→ **Supplied data**:

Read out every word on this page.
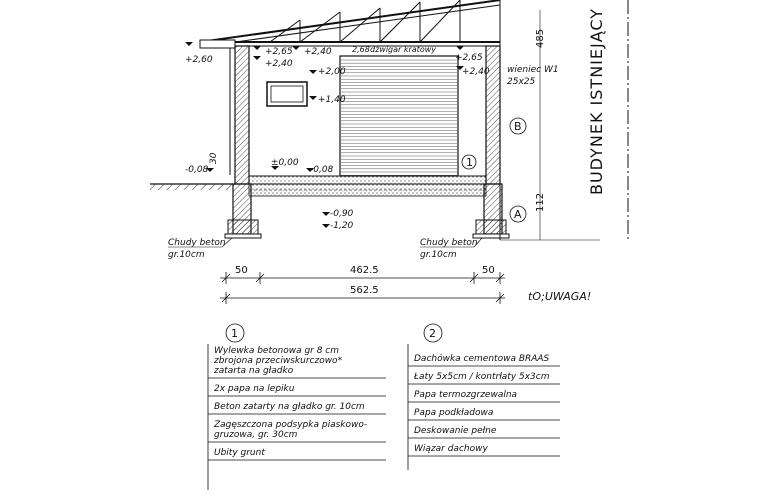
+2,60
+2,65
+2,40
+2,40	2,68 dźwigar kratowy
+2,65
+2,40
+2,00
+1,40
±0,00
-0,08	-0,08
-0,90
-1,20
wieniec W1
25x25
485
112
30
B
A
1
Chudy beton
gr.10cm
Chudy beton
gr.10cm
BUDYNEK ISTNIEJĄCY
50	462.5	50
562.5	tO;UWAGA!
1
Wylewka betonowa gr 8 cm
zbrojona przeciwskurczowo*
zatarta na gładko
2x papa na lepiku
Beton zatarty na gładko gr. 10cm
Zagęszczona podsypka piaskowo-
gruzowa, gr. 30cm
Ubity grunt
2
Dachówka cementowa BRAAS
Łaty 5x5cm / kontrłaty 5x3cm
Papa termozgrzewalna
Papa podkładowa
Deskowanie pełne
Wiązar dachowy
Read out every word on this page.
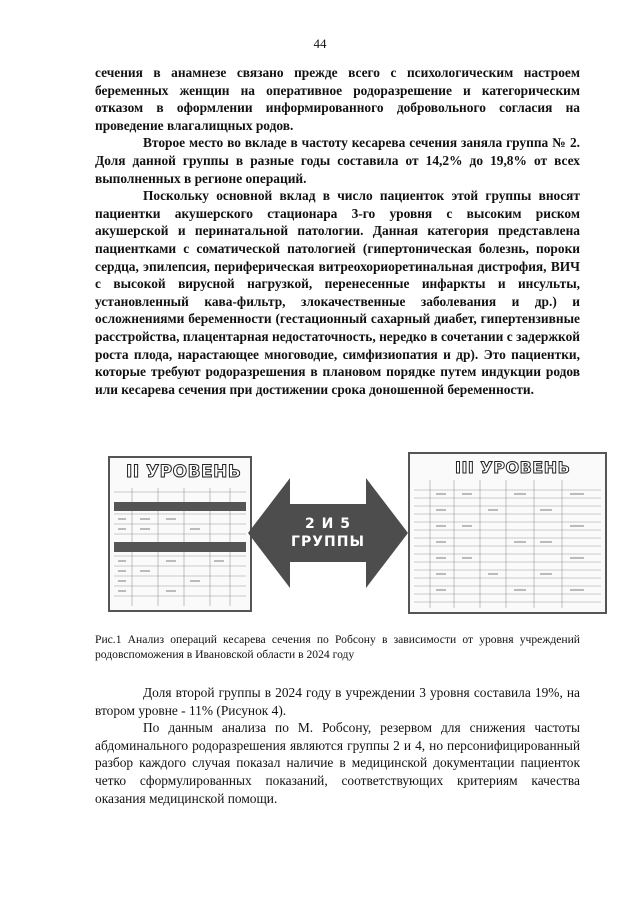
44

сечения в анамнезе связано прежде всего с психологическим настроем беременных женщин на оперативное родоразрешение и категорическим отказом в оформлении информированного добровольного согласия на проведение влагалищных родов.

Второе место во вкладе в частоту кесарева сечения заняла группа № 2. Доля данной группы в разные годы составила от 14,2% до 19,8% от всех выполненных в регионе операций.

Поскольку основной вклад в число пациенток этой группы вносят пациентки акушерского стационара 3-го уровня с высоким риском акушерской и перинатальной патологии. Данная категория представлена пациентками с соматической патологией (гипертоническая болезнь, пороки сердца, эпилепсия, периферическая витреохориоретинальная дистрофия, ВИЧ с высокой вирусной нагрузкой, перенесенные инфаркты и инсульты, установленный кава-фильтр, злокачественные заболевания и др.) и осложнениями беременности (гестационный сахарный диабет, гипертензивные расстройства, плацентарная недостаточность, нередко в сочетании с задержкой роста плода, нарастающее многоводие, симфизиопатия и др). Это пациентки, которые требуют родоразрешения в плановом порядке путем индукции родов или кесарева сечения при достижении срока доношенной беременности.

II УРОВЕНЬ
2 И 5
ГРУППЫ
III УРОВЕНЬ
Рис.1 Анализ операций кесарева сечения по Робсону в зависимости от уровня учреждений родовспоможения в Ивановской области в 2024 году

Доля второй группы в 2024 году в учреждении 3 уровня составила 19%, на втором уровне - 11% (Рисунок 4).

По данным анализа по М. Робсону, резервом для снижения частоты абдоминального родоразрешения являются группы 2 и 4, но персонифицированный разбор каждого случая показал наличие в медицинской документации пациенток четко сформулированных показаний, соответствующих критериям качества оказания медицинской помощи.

---

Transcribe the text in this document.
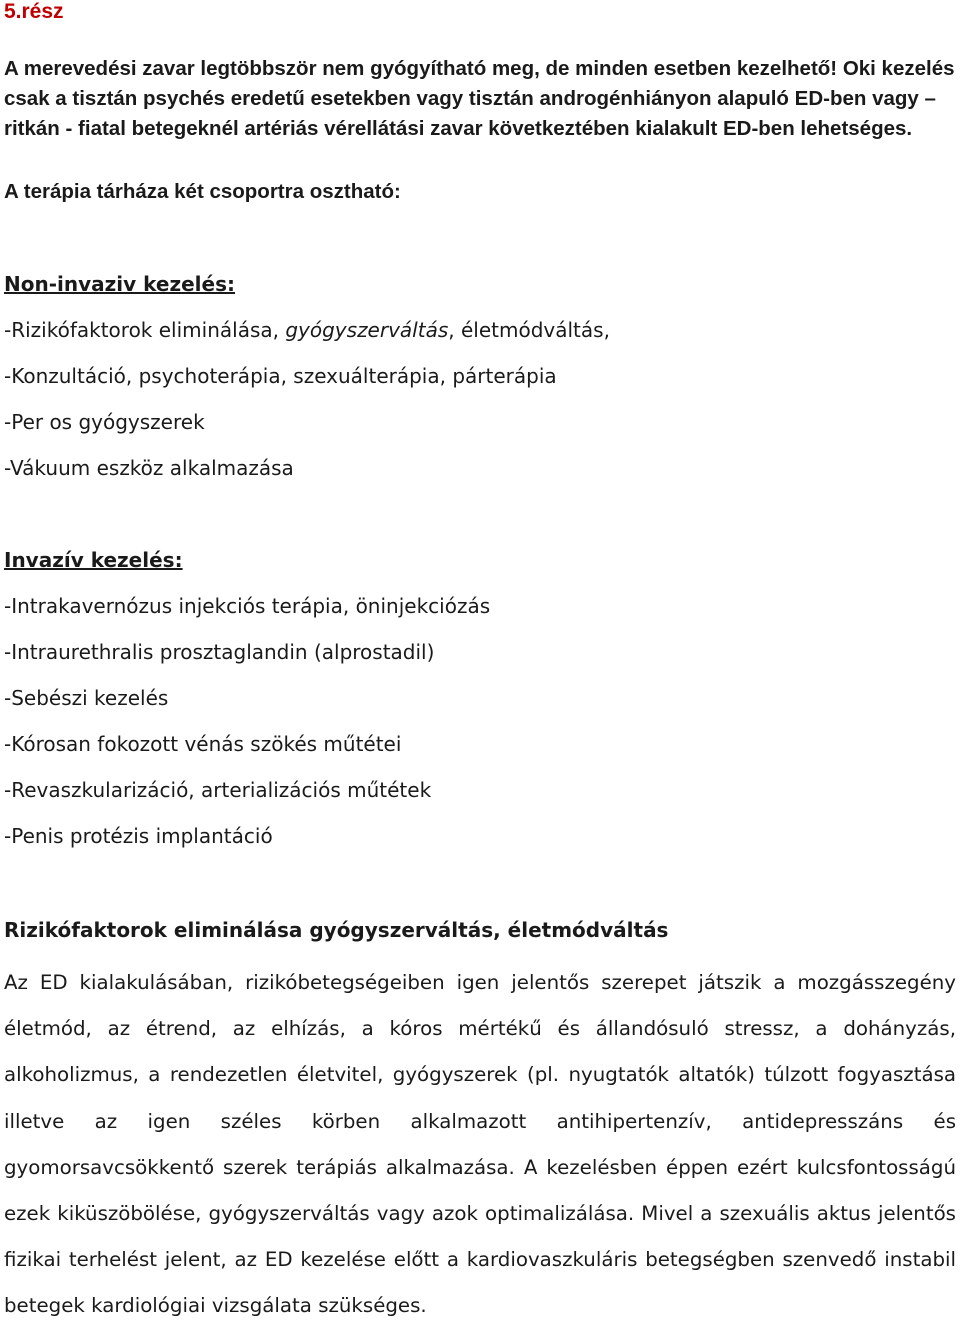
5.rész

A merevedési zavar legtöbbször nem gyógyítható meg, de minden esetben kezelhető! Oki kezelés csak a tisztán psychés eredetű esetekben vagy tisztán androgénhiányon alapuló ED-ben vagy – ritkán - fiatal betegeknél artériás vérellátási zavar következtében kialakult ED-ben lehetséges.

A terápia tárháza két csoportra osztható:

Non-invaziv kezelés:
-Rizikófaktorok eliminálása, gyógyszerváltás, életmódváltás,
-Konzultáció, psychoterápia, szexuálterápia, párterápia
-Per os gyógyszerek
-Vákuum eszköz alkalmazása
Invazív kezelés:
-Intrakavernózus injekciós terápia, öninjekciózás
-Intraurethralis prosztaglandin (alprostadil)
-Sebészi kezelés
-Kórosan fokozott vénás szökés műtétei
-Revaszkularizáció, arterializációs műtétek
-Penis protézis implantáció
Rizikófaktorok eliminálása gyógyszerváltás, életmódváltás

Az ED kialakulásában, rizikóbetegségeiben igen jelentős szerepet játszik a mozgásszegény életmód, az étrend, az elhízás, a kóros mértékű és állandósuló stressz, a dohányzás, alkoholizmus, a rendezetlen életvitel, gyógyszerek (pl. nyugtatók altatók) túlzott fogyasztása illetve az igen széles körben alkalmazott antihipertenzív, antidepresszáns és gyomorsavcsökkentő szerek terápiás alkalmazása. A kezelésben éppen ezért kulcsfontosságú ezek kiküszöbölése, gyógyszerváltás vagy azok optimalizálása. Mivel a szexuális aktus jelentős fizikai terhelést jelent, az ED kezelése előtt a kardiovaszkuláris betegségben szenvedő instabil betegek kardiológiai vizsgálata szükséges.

→ **Given exercise**: Report each line of the material above where the word "életmódváltás" appears.

→ **Exercise result**:
-Rizikófaktorok eliminálása, gyógyszerváltás, életmódváltás,
Rizikófaktorok eliminálása gyógyszerváltás, életmódváltás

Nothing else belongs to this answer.